* [Entries supplied]
— Begin —

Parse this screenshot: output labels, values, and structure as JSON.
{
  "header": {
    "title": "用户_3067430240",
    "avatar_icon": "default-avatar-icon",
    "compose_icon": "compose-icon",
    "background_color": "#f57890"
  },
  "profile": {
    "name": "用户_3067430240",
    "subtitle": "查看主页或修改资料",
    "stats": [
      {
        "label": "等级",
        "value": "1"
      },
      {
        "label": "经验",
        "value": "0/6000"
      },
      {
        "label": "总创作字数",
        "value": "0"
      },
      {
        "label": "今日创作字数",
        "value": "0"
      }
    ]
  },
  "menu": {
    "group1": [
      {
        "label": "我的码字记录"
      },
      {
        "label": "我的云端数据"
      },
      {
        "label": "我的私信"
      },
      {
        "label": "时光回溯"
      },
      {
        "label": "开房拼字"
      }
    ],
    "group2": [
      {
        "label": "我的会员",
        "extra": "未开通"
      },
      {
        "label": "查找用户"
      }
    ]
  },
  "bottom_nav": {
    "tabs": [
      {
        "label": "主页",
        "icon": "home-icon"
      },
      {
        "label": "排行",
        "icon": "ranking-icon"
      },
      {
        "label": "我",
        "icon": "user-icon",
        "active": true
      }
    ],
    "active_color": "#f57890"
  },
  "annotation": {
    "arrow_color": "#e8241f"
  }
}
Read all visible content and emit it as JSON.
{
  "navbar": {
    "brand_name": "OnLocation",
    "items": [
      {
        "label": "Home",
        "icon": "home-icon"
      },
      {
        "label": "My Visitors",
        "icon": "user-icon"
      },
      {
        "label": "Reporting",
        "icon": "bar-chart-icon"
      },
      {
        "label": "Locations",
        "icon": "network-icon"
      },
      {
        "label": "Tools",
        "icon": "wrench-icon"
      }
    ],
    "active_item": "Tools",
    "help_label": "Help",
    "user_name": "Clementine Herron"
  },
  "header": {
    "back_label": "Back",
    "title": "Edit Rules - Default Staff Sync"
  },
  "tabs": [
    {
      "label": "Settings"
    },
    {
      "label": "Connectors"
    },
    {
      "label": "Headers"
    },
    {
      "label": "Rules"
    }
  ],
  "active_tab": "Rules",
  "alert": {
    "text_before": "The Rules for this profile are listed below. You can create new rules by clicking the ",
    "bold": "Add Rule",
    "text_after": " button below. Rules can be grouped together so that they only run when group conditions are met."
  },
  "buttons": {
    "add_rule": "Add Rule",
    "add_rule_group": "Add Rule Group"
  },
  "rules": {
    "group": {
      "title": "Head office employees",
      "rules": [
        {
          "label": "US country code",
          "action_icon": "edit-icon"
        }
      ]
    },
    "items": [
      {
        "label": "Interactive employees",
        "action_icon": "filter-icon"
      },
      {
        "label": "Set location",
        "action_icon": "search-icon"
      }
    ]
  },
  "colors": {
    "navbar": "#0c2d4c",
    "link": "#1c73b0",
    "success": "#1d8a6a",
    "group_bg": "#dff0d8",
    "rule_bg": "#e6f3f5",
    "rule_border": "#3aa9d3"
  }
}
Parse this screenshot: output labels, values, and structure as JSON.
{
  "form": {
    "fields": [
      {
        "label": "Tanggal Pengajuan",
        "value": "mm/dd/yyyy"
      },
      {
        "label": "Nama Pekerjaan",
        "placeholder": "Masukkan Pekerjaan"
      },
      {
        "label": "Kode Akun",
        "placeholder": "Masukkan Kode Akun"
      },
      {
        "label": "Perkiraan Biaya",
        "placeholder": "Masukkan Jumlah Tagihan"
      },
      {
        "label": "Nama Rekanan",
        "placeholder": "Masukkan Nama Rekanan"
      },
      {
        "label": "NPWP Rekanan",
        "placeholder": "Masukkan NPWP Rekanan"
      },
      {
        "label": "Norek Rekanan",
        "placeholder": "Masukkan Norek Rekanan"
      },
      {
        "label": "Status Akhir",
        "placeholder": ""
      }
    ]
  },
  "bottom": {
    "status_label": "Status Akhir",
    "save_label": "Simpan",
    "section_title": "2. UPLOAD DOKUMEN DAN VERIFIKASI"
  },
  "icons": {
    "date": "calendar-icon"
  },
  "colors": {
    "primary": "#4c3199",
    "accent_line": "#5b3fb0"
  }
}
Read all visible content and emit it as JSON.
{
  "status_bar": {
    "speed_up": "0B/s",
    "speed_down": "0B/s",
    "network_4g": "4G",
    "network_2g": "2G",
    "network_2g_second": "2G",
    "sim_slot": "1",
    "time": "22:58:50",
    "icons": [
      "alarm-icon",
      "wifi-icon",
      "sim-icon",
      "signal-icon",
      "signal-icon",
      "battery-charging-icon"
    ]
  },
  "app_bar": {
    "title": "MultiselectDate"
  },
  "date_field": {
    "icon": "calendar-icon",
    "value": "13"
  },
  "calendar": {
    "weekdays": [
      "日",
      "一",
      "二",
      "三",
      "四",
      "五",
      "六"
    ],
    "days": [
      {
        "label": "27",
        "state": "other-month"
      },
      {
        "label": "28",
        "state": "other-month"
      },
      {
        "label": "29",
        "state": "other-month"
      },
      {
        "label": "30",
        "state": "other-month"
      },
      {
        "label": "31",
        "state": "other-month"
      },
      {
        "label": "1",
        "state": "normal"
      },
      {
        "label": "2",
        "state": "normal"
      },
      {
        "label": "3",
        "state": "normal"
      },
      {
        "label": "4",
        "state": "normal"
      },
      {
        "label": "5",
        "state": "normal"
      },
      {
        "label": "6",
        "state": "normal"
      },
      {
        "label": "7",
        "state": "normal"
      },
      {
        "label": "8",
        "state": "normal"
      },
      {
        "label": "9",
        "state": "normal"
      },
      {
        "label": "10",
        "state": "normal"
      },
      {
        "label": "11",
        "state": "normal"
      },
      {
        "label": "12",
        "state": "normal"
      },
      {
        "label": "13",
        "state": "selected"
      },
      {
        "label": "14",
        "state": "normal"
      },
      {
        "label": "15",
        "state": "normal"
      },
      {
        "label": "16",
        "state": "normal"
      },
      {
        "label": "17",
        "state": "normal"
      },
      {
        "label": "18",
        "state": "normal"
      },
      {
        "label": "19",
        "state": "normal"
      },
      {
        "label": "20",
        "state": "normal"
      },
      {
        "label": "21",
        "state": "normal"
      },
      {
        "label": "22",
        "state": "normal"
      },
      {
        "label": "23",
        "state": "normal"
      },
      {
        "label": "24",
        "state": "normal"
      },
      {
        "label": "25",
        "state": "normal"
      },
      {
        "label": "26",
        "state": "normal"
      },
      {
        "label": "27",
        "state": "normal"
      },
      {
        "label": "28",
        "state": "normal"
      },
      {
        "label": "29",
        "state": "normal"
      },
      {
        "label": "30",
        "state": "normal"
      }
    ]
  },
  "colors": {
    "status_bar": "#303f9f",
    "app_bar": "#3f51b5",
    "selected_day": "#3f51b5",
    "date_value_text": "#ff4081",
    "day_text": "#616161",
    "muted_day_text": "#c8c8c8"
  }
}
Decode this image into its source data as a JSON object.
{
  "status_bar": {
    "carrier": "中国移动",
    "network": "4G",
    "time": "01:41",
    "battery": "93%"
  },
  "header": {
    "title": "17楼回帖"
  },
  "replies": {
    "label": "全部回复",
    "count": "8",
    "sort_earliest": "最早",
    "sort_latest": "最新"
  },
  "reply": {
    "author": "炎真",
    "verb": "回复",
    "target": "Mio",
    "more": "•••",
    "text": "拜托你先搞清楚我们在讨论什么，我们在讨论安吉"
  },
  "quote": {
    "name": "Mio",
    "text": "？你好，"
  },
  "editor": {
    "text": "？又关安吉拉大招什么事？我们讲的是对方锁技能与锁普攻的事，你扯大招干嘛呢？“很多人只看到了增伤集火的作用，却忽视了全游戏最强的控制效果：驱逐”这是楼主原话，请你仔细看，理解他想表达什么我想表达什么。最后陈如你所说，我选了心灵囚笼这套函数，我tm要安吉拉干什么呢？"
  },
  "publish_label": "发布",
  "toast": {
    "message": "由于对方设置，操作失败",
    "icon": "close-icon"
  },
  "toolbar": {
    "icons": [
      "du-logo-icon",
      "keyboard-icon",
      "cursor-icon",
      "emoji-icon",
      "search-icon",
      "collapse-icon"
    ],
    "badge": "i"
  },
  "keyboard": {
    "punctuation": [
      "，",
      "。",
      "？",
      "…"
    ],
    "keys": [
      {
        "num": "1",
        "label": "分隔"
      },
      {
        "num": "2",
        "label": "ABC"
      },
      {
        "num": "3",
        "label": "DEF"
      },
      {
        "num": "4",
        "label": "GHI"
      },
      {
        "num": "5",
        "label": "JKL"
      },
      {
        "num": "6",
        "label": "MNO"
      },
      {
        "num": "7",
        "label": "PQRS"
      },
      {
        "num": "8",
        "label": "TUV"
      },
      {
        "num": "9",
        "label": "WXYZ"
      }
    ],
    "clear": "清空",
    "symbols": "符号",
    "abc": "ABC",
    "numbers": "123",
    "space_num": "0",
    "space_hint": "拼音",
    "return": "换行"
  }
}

— End —

* [Written instruction]
Identify the lines in the entries above that contain "Masukkan", then copy them out.

* [Output]
        "placeholder": "Masukkan Pekerjaan"
        "placeholder": "Masukkan Kode Akun"
        "placeholder": "Masukkan Jumlah Tagihan"
        "placeholder": "Masukkan Nama Rekanan"
        "placeholder": "Masukkan NPWP Rekanan"
        "placeholder": "Masukkan Norek Rekanan"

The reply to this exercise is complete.